(Stored records)

----

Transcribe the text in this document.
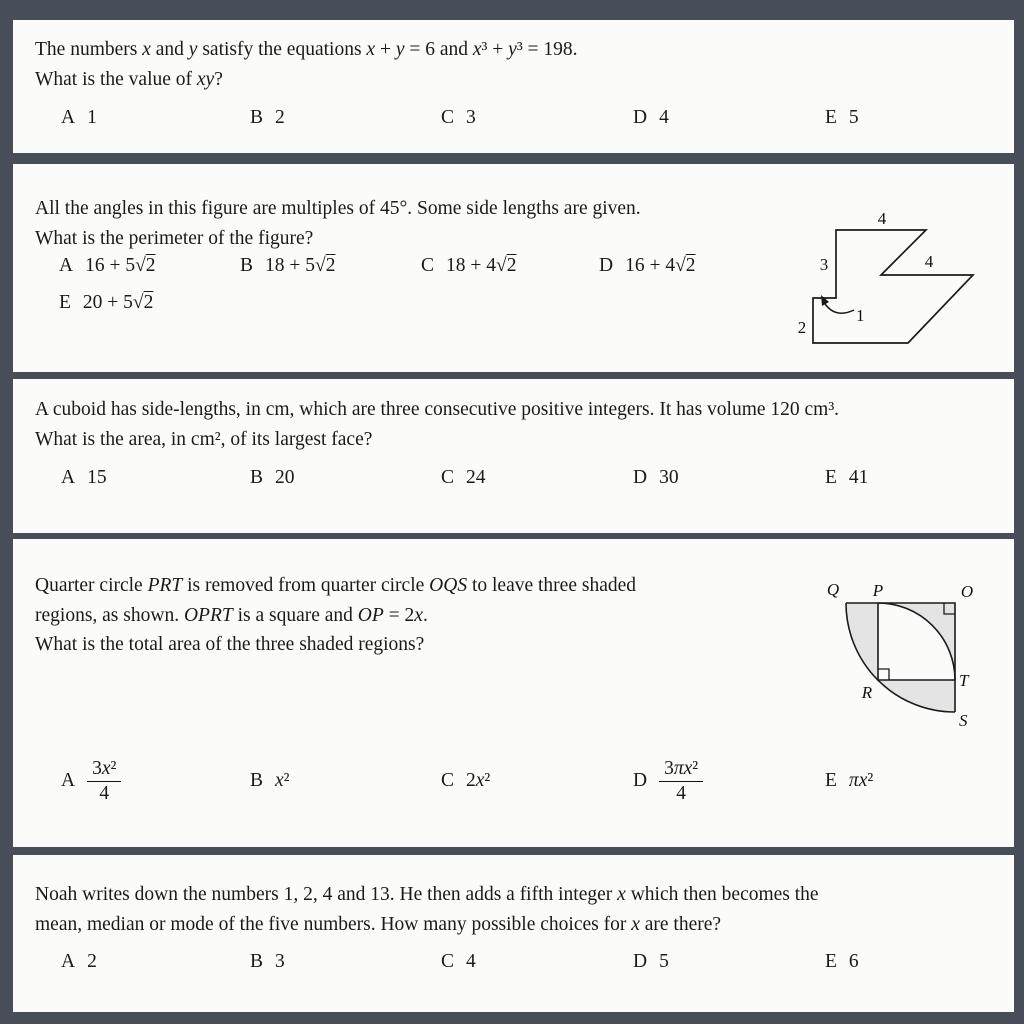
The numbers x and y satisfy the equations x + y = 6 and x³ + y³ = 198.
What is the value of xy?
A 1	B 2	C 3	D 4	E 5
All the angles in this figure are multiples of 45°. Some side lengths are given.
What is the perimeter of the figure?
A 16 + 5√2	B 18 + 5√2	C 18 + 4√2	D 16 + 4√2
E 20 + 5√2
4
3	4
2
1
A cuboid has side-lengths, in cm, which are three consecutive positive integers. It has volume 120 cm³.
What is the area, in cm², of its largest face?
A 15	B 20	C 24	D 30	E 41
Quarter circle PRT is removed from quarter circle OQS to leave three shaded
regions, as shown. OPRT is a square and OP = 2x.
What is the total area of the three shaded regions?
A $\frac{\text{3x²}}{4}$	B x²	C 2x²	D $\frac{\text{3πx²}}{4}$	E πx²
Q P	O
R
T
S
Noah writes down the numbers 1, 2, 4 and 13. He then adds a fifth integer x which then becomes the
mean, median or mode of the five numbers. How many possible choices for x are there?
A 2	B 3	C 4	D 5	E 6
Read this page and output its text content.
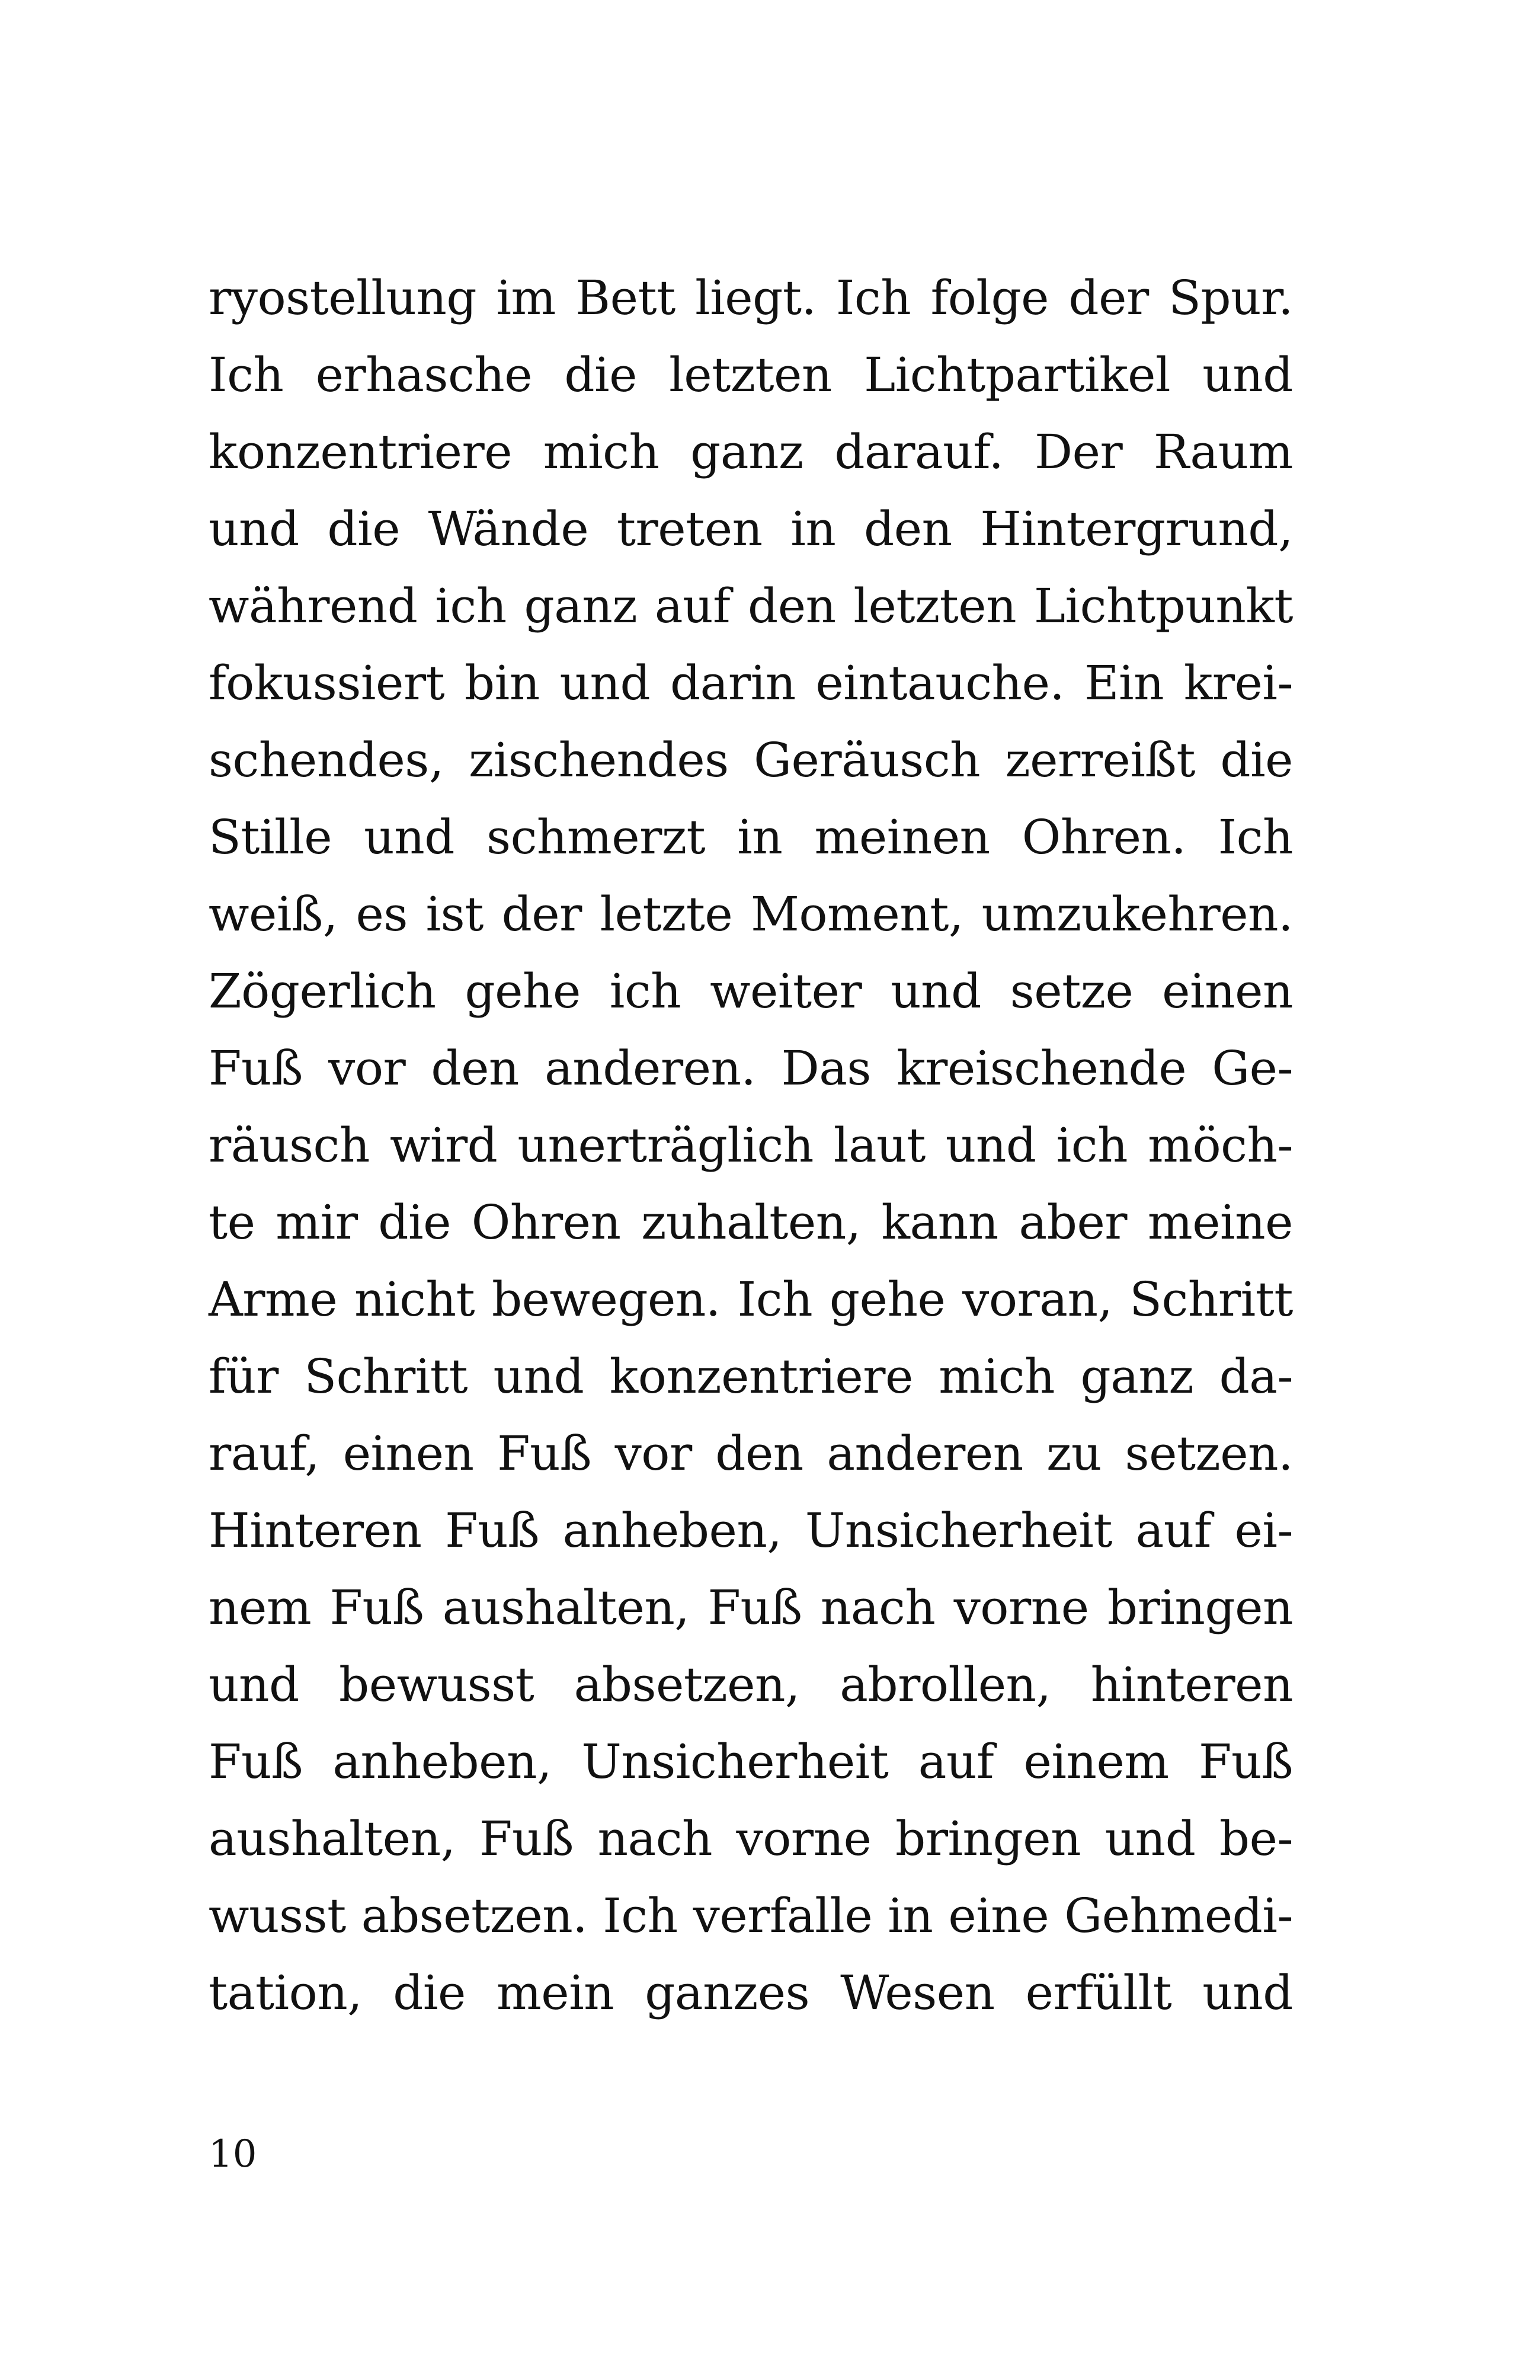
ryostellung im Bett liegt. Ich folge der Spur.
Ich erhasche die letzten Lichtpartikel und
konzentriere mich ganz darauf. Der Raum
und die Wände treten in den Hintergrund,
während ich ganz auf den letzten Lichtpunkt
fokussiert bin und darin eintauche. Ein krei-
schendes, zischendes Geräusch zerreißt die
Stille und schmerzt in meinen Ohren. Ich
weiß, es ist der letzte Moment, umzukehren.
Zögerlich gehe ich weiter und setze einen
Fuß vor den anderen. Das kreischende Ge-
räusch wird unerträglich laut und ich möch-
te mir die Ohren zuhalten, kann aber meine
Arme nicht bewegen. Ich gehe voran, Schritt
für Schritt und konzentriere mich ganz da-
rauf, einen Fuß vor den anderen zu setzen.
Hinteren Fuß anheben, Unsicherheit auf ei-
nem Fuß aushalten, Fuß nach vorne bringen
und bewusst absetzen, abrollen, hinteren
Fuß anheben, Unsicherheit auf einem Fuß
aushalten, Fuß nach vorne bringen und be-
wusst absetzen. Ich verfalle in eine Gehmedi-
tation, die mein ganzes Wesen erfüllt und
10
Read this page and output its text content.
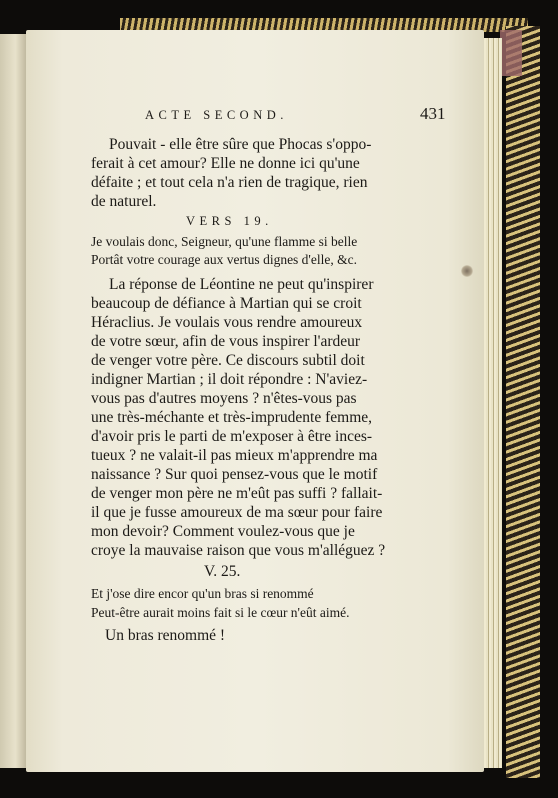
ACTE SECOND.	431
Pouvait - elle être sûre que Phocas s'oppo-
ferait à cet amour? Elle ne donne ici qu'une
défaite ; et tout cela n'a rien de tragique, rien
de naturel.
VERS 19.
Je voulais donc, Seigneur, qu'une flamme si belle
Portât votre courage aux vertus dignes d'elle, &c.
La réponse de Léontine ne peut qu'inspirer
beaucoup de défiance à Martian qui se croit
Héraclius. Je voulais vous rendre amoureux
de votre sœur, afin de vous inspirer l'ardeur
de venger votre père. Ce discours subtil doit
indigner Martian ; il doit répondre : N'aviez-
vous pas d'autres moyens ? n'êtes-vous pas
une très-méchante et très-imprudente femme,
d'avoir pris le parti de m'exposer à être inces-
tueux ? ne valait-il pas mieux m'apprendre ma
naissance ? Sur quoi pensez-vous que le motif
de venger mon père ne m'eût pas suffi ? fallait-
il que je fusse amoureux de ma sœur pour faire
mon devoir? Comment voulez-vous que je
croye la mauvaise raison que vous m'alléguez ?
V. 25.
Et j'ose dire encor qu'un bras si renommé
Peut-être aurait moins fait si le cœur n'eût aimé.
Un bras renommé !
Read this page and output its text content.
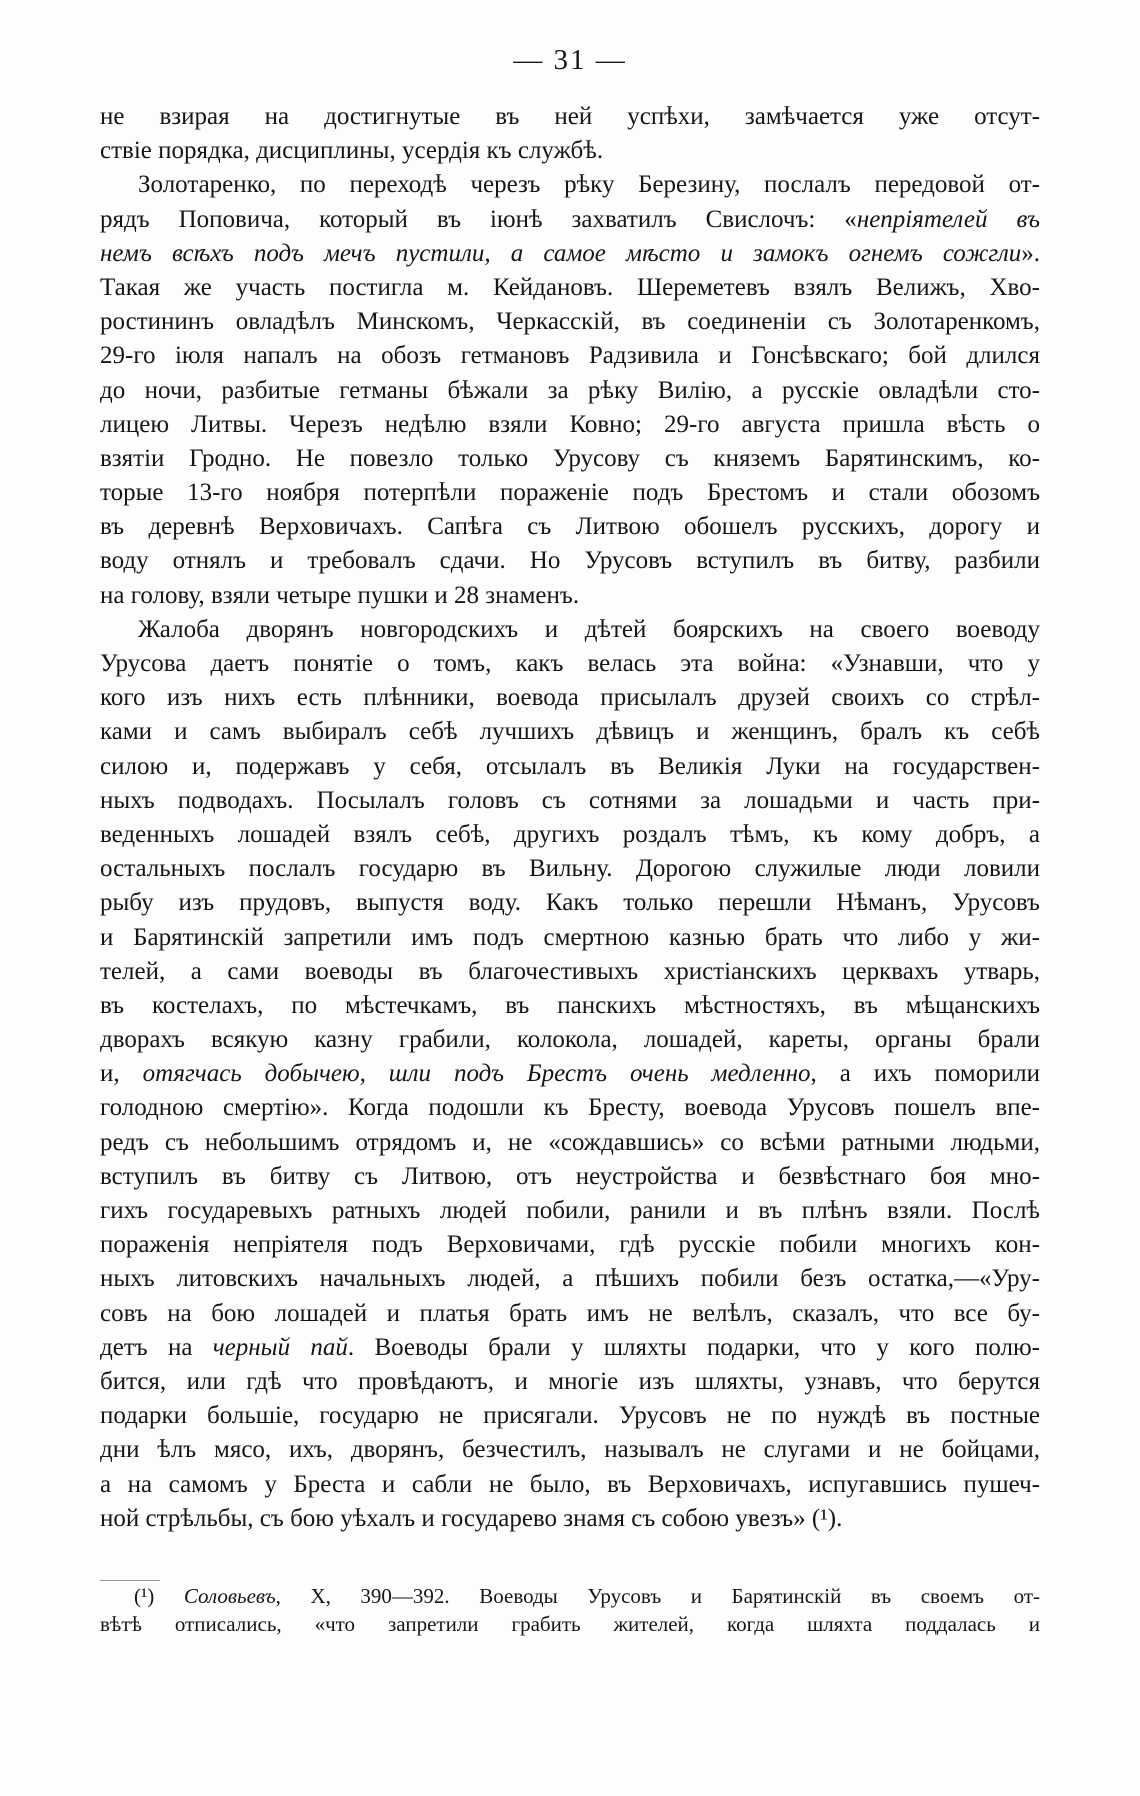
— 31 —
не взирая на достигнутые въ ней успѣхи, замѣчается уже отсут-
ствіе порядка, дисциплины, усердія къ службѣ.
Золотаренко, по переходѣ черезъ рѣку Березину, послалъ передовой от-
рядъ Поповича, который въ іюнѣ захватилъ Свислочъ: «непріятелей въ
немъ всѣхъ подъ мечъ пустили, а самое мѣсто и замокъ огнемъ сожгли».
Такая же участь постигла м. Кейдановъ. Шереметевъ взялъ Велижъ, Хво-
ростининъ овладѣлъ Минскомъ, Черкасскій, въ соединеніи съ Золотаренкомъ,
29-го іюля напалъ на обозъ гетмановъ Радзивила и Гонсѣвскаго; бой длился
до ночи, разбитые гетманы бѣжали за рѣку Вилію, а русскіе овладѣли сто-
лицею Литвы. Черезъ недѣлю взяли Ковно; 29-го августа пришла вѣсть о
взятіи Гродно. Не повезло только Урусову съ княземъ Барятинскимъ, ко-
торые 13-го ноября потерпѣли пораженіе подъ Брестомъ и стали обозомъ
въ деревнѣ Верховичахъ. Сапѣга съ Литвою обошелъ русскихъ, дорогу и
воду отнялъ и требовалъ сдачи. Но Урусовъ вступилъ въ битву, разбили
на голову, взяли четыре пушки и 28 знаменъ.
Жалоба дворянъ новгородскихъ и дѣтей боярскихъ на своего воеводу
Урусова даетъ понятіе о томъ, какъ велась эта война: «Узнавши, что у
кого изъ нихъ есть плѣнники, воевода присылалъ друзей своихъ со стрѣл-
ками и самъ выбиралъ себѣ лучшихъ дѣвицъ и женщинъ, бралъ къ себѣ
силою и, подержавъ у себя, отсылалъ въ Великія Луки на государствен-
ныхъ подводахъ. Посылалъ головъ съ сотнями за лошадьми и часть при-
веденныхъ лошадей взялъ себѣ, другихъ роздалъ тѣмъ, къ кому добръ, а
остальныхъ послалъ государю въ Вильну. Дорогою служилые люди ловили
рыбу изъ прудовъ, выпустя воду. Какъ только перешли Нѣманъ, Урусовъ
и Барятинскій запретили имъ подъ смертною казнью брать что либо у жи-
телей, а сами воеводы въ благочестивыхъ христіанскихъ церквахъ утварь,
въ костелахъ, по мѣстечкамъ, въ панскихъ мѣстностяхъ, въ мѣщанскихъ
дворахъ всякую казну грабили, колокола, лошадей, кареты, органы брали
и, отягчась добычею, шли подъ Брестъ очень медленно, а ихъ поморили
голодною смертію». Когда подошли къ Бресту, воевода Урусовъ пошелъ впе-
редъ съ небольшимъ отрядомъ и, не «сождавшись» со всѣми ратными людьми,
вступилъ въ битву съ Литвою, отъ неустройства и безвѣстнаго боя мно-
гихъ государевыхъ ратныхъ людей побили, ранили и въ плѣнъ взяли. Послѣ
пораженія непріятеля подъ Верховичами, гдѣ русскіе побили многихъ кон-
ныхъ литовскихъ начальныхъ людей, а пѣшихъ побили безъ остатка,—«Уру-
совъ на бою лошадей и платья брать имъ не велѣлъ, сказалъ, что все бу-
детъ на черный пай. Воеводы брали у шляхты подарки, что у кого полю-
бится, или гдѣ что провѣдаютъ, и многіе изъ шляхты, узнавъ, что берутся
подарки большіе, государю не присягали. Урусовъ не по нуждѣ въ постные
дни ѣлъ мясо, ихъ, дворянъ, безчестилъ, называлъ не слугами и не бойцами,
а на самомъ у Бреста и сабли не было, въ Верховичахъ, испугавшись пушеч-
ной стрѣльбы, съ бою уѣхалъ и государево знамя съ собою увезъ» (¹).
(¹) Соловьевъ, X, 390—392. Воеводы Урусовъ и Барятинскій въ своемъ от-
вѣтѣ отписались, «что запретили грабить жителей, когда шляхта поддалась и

----

### What is asked
In the data above, how many lines contain the string "three"? Answer with the number only.

### Reply to the exercise
3